Deadly Cobra Found Underneath Towel Outside Couple's Bathroom

Imagine lifting a towel outside your bathroom door, only to find the deadliest cobra in Africa curled up underneath. That is exactly what snake catcher Steve Meighan, of Deep South Reptile Rescue, saw when he was called out to a residence in Simon's Town, South Africa.

"The snake was laying on the cool floor and didn't get upset about me," Meighan told Newsweek. "It's important to stay calm and use slow, deliberate movements with a snake. They will react to how you react to them so if I panic, the snake will panic."

Cape cobra in front hall
Photo of the Cape cobra in the front hall before it slithered underneath the bathroom door. Deep South Reptile Rescue/Facebook

The snake had entered the house by slithering under the front door and was in the hallway when the homeowner first saw it. To escape, the snake made a beeline for the bathroom door.

Material supplied ▸
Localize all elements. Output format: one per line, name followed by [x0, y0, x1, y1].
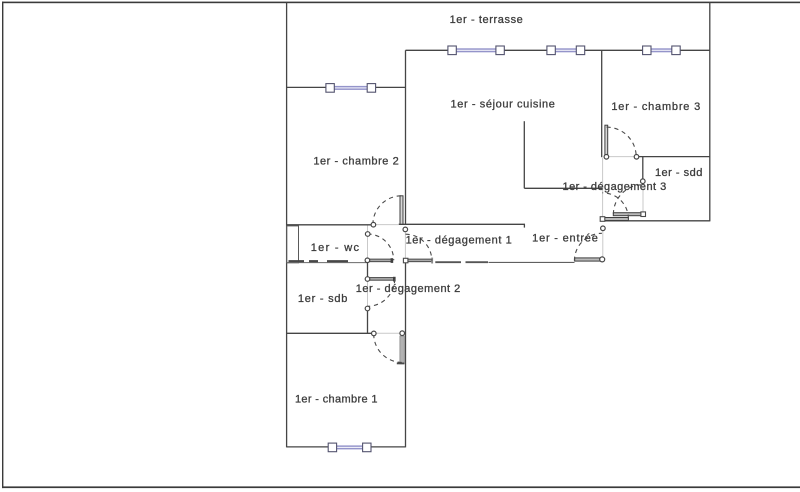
wire degagement1 top wall: [399, 223, 525, 225]
wire chambre2 top wall left segment: [287, 86, 327, 88]
wire chambre2 right wall x=405.5: [405, 50, 407, 225]
node jamb circle C11: [634, 155, 639, 160]
wire sejour top wall seg2: [504, 49, 547, 51]
svg-text:1er - sdd: 1er - sdd: [655, 167, 703, 179]
window W4 chambre3 top: [643, 46, 681, 55]
wire chambre3 top wall seg4: [680, 49, 710, 51]
wire chambre2 top wall right segment: [375, 86, 405, 88]
wire degagement1 bottom dashed segments: [435, 261, 488, 263]
wire degagement1 bottom thin wall to entree: [489, 261, 575, 263]
door D1 swing arc: [373, 196, 402, 225]
wire sdd left wall stub: [642, 157, 644, 181]
svg-text:1er - entrée: 1er - entrée: [532, 233, 598, 245]
svg-text:1er - sdb: 1er - sdb: [298, 293, 348, 305]
door D2 wc leaf: [369, 259, 392, 262]
wire opening boundary wc door x=367.5: [367, 226, 369, 260]
window W3 sejour top right: [547, 46, 585, 55]
node jamb circle C2: [403, 227, 408, 232]
wire degagement1 top wall end tick: [523, 224, 525, 227]
svg-text:1er - séjour cuisine: 1er - séjour cuisine: [451, 99, 556, 111]
wire sdd top wall: [637, 156, 710, 158]
node jamb circle C8: [372, 331, 377, 336]
wire wc bottom dashed thick line: [289, 260, 349, 262]
wire wc duct rectangle: [287, 226, 299, 263]
door D5 leaf bottom edge: [397, 363, 405, 365]
node jamb circle C7: [365, 306, 370, 311]
node jamb circle C14: [600, 257, 605, 262]
wire sejour top wall seg3: [584, 49, 643, 51]
door D4 sdb leaf: [368, 278, 394, 281]
svg-text:1er - chambre 1: 1er - chambre 1: [295, 394, 378, 406]
svg-text:1er - wc: 1er - wc: [311, 242, 361, 254]
wire left outer wall x=286.6: [286, 3, 288, 448]
wire sdb/deg2 divider wall lower segment: [367, 310, 369, 333]
wire opening boundary sdd door x=643.2: [642, 184, 644, 212]
node jamb circle C4: [365, 258, 370, 263]
wire wc top wall: [287, 224, 374, 226]
svg-text:1er - chambre 2: 1er - chambre 2: [313, 156, 399, 168]
door D1 degagement1 leaf: [400, 196, 403, 224]
door D4 swing arc: [367, 279, 394, 306]
door D5 chambre1 leaf: [400, 336, 404, 364]
wire chambre1 bottom wall left segment: [287, 446, 329, 448]
wire opening boundary chambre3 door y=157.4: [606, 156, 636, 158]
door D4 end cap: [393, 277, 396, 282]
door D7 swing arc: [613, 185, 643, 215]
svg-text:1er - dégagement 1: 1er - dégagement 1: [406, 235, 513, 247]
door D6 chambre3 leaf: [605, 125, 608, 154]
window W5 chambre1 bottom: [328, 443, 371, 452]
node jamb circle C1: [371, 222, 376, 227]
door D9 entree leaf: [575, 258, 602, 261]
window W2 sejour top left: [448, 46, 504, 55]
node jamb circle C12: [641, 179, 646, 184]
wire sejour top wall seg1: [406, 49, 449, 51]
border frame left: [2, 2, 3, 489]
wire entree top wall y=188.3: [524, 187, 602, 189]
door D2 swing arc: [367, 234, 393, 260]
door D8 hinge square: [600, 217, 605, 222]
wire sdd bottom wall: [603, 220, 710, 222]
wire right outer wall x=709.8: [709, 2, 711, 221]
wire sejour/chambre3 divider x=601.7: [601, 50, 603, 157]
door D8 swing arc: [602, 193, 628, 219]
wire chambre1 right wall x=405.5: [405, 260, 407, 447]
wire sdb/wc divider wall upper segment: [367, 260, 369, 279]
svg-text:1er - chambre 3: 1er - chambre 3: [611, 101, 701, 113]
svg-text:1er - dégagement 2: 1er - dégagement 2: [356, 283, 461, 295]
node jamb circle C3: [365, 232, 370, 237]
border frame bottom: [2, 486, 800, 488]
door D3 end cap: [431, 258, 433, 264]
wire opening boundary chambre1 door y=333.3: [374, 332, 402, 334]
wire wc bottom wall thin line: [287, 262, 368, 264]
wire sejour interior wall x=524.3: [523, 121, 525, 188]
door D8 degagement3 leaf: [602, 218, 628, 221]
door D9 swing arc: [574, 233, 602, 260]
wire opening boundary degagement3 left x=602.6: [602, 158, 604, 217]
wire opening boundary wc/deg1 top: [373, 224, 398, 226]
door D7 hinge square: [641, 212, 646, 217]
door D6 swing arc: [607, 127, 637, 157]
wire sdb bottom wall: [287, 332, 374, 334]
node jamb circle C9: [400, 331, 405, 336]
door D3 hinge square: [403, 258, 408, 263]
wire opening boundary sdb door x=367.5: [367, 279, 369, 308]
window W1 chambre2 top: [326, 84, 376, 93]
door D3 swing arc: [406, 234, 432, 260]
node jamb circle C6: [365, 277, 370, 282]
door D7 sdd leaf: [613, 213, 642, 216]
wire chambre1 bottom wall right segment: [371, 446, 406, 448]
node jamb circle C13: [601, 226, 606, 231]
wire opening boundary deg1/deg2 x=405.4: [404, 229, 406, 260]
svg-text:1er - dégagement 3: 1er - dégagement 3: [563, 181, 667, 193]
wire opening boundary entree right x=602.8: [602, 229, 604, 258]
node jamb circle C10: [604, 155, 609, 160]
door D3 degagement2 leaf: [406, 259, 433, 262]
border frame top: [2, 2, 800, 4]
svg-text:1er - terrasse: 1er - terrasse: [450, 14, 524, 26]
door D5 swing arc: [374, 334, 402, 362]
door D2 wc leaf end cap: [391, 258, 394, 263]
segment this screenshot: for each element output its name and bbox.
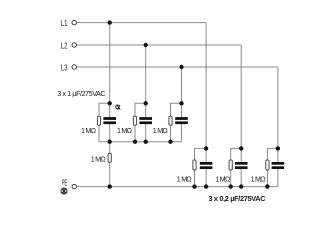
wire L1 horizontal [77,22,207,24]
wire R1 bottom [98,125,100,142]
wire jog to R1 [99,103,110,116]
junction R6 at PE [229,184,233,188]
wire jog to R6 [231,148,242,160]
junction Cy unit B top node [239,146,243,150]
wire L1 right vertical drop [205,23,207,149]
resistor R7 1 MOhm [266,160,269,170]
earth ground symbol at PE [61,188,67,194]
wire bleeder top [109,142,111,153]
junction C4 at PE [204,184,208,188]
wire jog to R7 [267,148,278,160]
wire C1 bottom lead [109,124,111,142]
svg-text:1 MΩ: 1 MΩ [153,126,169,135]
resistor R5 1 MOhm [193,160,196,170]
wire dropper L1 to Cx unit 1 [109,23,111,118]
svg-text:L3: L3 [61,65,68,73]
capacitor C5 Cy [235,162,248,169]
wire jog to R3 [171,103,182,116]
wire dropper to Cy unit C [277,148,279,162]
svg-text:1 MΩ: 1 MΩ [177,175,193,184]
svg-text:3 x 0,2 µF/275VAC: 3 x 0,2 µF/275VAC [208,194,266,203]
wire R7 bottom [266,170,268,187]
terminal L1 [72,20,76,24]
terminal PE [72,184,76,188]
wire dropper to Cy unit A [205,148,207,162]
svg-text:Cx: Cx [115,103,121,112]
wire dropper L3 to Cx unit 3 [181,67,183,117]
junction C2 at bottom bar [144,140,148,144]
junction Cx unit 2 top node [144,101,148,105]
terminal L3 [72,65,76,69]
capacitor C4 Cy [200,162,213,169]
capacitor C1 Cx [103,117,116,124]
wire R6 bottom [230,170,232,187]
wire dropper L2 to Cx unit 2 [145,45,147,117]
wire dropper to Cy unit B [240,148,242,162]
junction L2 tap [144,43,148,47]
wire L3 right vertical drop [277,67,279,148]
resistor R6 1 MOhm [229,160,232,170]
junction Cx unit 3 top node [179,101,183,105]
junction bleeder at PE [108,184,112,188]
junction Cy unit C top node [276,146,280,150]
wire R3 bottom [170,125,172,142]
junction Cx unit 1 top node [108,101,112,105]
wire L2 right vertical drop [240,45,242,148]
junction R5 at PE [192,184,196,188]
wire jog to R2 [135,103,146,116]
junction R2 at bottom bar [133,140,137,144]
wire C6 bottom lead [277,169,279,187]
svg-text:1 MΩ: 1 MΩ [81,126,97,135]
svg-text:3 x 1 µF/275VAC: 3 x 1 µF/275VAC [57,89,105,98]
svg-text:1 MΩ: 1 MΩ [91,154,107,163]
svg-text:1 MΩ: 1 MΩ [215,175,231,184]
wire jog to R5 [195,148,207,160]
capacitor C6 Cy [272,162,285,169]
junction C1 at bottom bar [108,140,112,144]
wire L3 horizontal [77,66,278,68]
wire C2 bottom lead [145,124,147,142]
resistor R4 bleeder 1 MOhm [108,153,111,162]
svg-text:1 MΩ: 1 MΩ [251,175,267,184]
resistor R1 1 MOhm [97,116,100,125]
wire R2 bottom [134,125,136,142]
svg-text:1 MΩ: 1 MΩ [117,126,133,135]
junction Cy unit A top node [204,146,208,150]
svg-text:L1: L1 [61,20,68,28]
wire L2 horizontal [77,44,242,46]
wire C5 bottom lead [240,169,242,187]
wire C4 bottom lead [205,169,207,187]
svg-text:PE: PE [62,179,68,188]
junction L1 tap [108,20,112,24]
wire R5 bottom [194,170,196,187]
junction R7 at PE [265,184,269,188]
capacitor C2 Cx [139,117,152,124]
junction C5 at PE [239,184,243,188]
capacitor C3 Cx [175,117,188,124]
resistor R2 1 MOhm [133,116,136,125]
terminal L2 [72,43,76,47]
wire bleeder bottom [109,162,111,186]
resistor R3 1 MOhm [169,116,172,125]
junction L3 tap [179,65,183,69]
wire Cx common bottom bar [99,141,182,143]
junction R3 at bottom bar [168,140,172,144]
wire C3 bottom lead [181,124,183,142]
wire PE horizontal [77,186,278,188]
svg-text:L2: L2 [61,43,68,51]
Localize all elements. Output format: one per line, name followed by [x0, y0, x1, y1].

Exercise instructions ▸
1. Copy out the rows from the line containing "wire degagement1 top wall: [399, 223, 525, 225]" through the line containing "wire degagement1 top wall end", reproducing each line unchanged.
2. Take the article about the cobra found under a towel further, starting after its last sentence.

Results for each task ▸
1.
wire degagement1 top wall: [399, 223, 525, 225]
wire chambre2 top wall left segment: [287, 86, 327, 88]
wire chambre2 right wall x=405.5: [405, 50, 407, 225]
node jamb circle C11: [634, 155, 639, 160]
wire sejour top wall seg2: [504, 49, 547, 51]
svg-text:1er - sdd: 1er - sdd: [655, 167, 703, 179]
window W4 chambre3 top: [643, 46, 681, 55]
wire chambre3 top wall seg4: [680, 49, 710, 51]
wire chambre2 top wall right segment: [375, 86, 405, 88]
wire degagement1 bottom dashed segments: [435, 261, 488, 263]
wire degagement1 bottom thin wall to entree: [489, 261, 575, 263]
door D1 swing arc: [373, 196, 402, 225]
wire sdd left wall stub: [642, 157, 644, 181]
svg-text:1er - entrée: 1er - entrée: [532, 233, 598, 245]
svg-text:1er - sdb: 1er - sdb: [298, 293, 348, 305]
door D2 wc leaf: [369, 259, 392, 262]
wire opening boundary wc door x=367.5: [367, 226, 369, 260]
window W3 sejour top right: [547, 46, 585, 55]
node jamb circle C2: [403, 227, 408, 232]
wire degagement1 top wall end tick: [523, 224, 525, 227]

2.
"That door was closed but it could see the gap underneath and went for that to get away," Meighan said. "The gent knew what to do from following my page: he got a heavy towel and put it along the bottom of the door so the snake couldn't come back out and quickly called me.

"I lifted the towel up carefully because it may have been under it. It was indeed under it. I lifted the snake up with my hook and backed out of the passage with it on the hook."

The snake was relatively calm and did not lash out defensively, Meighan said. After bagging it, he took the creature to a nearby greenbelt and let it go in a "good spot."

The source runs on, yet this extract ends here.